Task objective
Transcribe the entries that follow exactly as they appear, minus pictures.

Information provided
+-------+
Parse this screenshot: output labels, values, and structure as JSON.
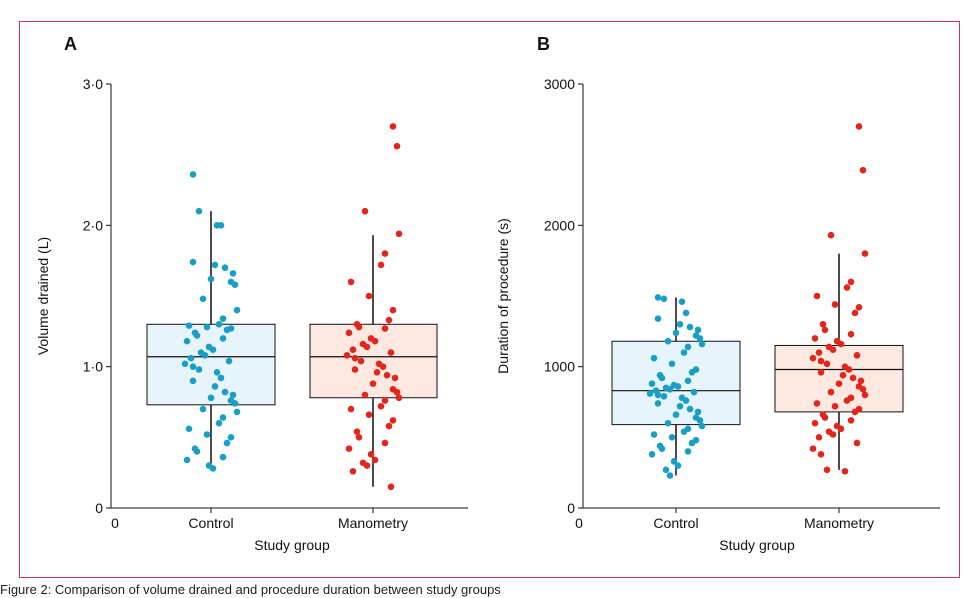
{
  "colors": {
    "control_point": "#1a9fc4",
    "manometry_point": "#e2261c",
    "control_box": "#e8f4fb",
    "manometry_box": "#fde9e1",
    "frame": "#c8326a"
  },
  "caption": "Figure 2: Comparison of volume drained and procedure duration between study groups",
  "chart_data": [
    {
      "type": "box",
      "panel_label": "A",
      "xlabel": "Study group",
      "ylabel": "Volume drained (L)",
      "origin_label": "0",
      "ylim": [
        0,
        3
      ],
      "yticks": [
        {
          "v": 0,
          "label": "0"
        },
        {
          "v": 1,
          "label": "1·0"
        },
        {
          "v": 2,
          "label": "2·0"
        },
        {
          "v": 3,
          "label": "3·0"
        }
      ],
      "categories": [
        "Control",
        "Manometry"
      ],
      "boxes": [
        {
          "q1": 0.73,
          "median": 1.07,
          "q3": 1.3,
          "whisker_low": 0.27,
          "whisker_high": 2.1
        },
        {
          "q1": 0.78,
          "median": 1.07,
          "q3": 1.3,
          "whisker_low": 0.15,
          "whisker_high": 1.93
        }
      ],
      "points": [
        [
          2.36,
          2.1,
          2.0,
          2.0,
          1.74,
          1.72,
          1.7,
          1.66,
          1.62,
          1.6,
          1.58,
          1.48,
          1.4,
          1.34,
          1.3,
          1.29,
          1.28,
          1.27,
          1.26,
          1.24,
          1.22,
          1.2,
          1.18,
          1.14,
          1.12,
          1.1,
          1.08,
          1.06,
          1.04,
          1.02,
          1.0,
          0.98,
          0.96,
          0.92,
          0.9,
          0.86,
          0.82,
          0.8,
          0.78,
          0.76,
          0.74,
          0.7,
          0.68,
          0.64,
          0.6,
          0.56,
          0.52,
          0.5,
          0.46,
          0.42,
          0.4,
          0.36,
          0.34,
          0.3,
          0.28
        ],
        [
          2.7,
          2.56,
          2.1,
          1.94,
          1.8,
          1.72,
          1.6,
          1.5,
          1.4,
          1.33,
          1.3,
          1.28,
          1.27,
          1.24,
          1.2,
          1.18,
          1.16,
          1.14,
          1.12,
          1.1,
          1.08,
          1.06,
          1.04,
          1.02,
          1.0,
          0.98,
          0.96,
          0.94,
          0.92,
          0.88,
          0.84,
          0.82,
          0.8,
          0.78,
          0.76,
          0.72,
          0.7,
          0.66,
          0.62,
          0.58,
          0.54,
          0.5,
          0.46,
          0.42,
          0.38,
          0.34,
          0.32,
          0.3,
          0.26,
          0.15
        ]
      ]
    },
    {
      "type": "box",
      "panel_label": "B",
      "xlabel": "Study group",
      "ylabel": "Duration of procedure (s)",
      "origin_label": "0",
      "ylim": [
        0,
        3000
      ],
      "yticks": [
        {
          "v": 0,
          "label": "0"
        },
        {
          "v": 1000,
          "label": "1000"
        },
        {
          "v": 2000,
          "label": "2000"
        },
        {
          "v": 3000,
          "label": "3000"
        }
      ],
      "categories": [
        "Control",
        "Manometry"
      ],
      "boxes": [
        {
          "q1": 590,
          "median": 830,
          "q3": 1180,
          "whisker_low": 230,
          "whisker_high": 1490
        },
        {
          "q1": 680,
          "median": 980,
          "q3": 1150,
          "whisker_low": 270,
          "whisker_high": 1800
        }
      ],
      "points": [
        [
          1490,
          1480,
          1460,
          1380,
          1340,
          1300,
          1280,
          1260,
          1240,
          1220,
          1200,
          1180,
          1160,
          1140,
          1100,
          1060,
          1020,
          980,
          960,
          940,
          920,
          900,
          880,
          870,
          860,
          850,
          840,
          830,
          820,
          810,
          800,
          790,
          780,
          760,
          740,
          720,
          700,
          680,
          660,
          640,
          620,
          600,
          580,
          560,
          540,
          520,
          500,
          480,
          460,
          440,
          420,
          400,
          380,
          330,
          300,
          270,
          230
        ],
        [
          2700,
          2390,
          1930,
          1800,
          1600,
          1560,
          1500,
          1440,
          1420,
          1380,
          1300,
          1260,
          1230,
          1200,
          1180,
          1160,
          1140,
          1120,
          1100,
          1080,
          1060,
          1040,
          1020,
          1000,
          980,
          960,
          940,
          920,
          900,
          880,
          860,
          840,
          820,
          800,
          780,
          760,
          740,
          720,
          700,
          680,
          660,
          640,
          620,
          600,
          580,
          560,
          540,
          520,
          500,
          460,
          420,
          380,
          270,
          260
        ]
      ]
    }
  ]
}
+-------+
Full answer
Parse this screenshot: output labels, values, and structure as JSON.
{
  "colors": {
    "control_point": "#1a9fc4",
    "manometry_point": "#e2261c",
    "control_box": "#e8f4fb",
    "manometry_box": "#fde9e1",
    "frame": "#c8326a"
  },
  "caption": "Figure 2: Comparison of volume drained and procedure duration between study groups",
  "chart_data": [
    {
      "type": "box",
      "panel_label": "A",
      "xlabel": "Study group",
      "ylabel": "Volume drained (L)",
      "origin_label": "0",
      "ylim": [
        0,
        3
      ],
      "yticks": [
        {
          "v": 0,
          "label": "0"
        },
        {
          "v": 1,
          "label": "1·0"
        },
        {
          "v": 2,
          "label": "2·0"
        },
        {
          "v": 3,
          "label": "3·0"
        }
      ],
      "categories": [
        "Control",
        "Manometry"
      ],
      "boxes": [
        {
          "q1": 0.73,
          "median": 1.07,
          "q3": 1.3,
          "whisker_low": 0.27,
          "whisker_high": 2.1
        },
        {
          "q1": 0.78,
          "median": 1.07,
          "q3": 1.3,
          "whisker_low": 0.15,
          "whisker_high": 1.93
        }
      ],
      "points": [
        [
          2.36,
          2.1,
          2.0,
          2.0,
          1.74,
          1.72,
          1.7,
          1.66,
          1.62,
          1.6,
          1.58,
          1.48,
          1.4,
          1.34,
          1.3,
          1.29,
          1.28,
          1.27,
          1.26,
          1.24,
          1.22,
          1.2,
          1.18,
          1.14,
          1.12,
          1.1,
          1.08,
          1.06,
          1.04,
          1.02,
          1.0,
          0.98,
          0.96,
          0.92,
          0.9,
          0.86,
          0.82,
          0.8,
          0.78,
          0.76,
          0.74,
          0.7,
          0.68,
          0.64,
          0.6,
          0.56,
          0.52,
          0.5,
          0.46,
          0.42,
          0.4,
          0.36,
          0.34,
          0.3,
          0.28
        ],
        [
          2.7,
          2.56,
          2.1,
          1.94,
          1.8,
          1.72,
          1.6,
          1.5,
          1.4,
          1.33,
          1.3,
          1.28,
          1.27,
          1.24,
          1.2,
          1.18,
          1.16,
          1.14,
          1.12,
          1.1,
          1.08,
          1.06,
          1.04,
          1.02,
          1.0,
          0.98,
          0.96,
          0.94,
          0.92,
          0.88,
          0.84,
          0.82,
          0.8,
          0.78,
          0.76,
          0.72,
          0.7,
          0.66,
          0.62,
          0.58,
          0.54,
          0.5,
          0.46,
          0.42,
          0.38,
          0.34,
          0.32,
          0.3,
          0.26,
          0.15
        ]
      ]
    },
    {
      "type": "box",
      "panel_label": "B",
      "xlabel": "Study group",
      "ylabel": "Duration of procedure (s)",
      "origin_label": "0",
      "ylim": [
        0,
        3000
      ],
      "yticks": [
        {
          "v": 0,
          "label": "0"
        },
        {
          "v": 1000,
          "label": "1000"
        },
        {
          "v": 2000,
          "label": "2000"
        },
        {
          "v": 3000,
          "label": "3000"
        }
      ],
      "categories": [
        "Control",
        "Manometry"
      ],
      "boxes": [
        {
          "q1": 590,
          "median": 830,
          "q3": 1180,
          "whisker_low": 230,
          "whisker_high": 1490
        },
        {
          "q1": 680,
          "median": 980,
          "q3": 1150,
          "whisker_low": 270,
          "whisker_high": 1800
        }
      ],
      "points": [
        [
          1490,
          1480,
          1460,
          1380,
          1340,
          1300,
          1280,
          1260,
          1240,
          1220,
          1200,
          1180,
          1160,
          1140,
          1100,
          1060,
          1020,
          980,
          960,
          940,
          920,
          900,
          880,
          870,
          860,
          850,
          840,
          830,
          820,
          810,
          800,
          790,
          780,
          760,
          740,
          720,
          700,
          680,
          660,
          640,
          620,
          600,
          580,
          560,
          540,
          520,
          500,
          480,
          460,
          440,
          420,
          400,
          380,
          330,
          300,
          270,
          230
        ],
        [
          2700,
          2390,
          1930,
          1800,
          1600,
          1560,
          1500,
          1440,
          1420,
          1380,
          1300,
          1260,
          1230,
          1200,
          1180,
          1160,
          1140,
          1120,
          1100,
          1080,
          1060,
          1040,
          1020,
          1000,
          980,
          960,
          940,
          920,
          900,
          880,
          860,
          840,
          820,
          800,
          780,
          760,
          740,
          720,
          700,
          680,
          660,
          640,
          620,
          600,
          580,
          560,
          540,
          520,
          500,
          460,
          420,
          380,
          270,
          260
        ]
      ]
    }
  ]
}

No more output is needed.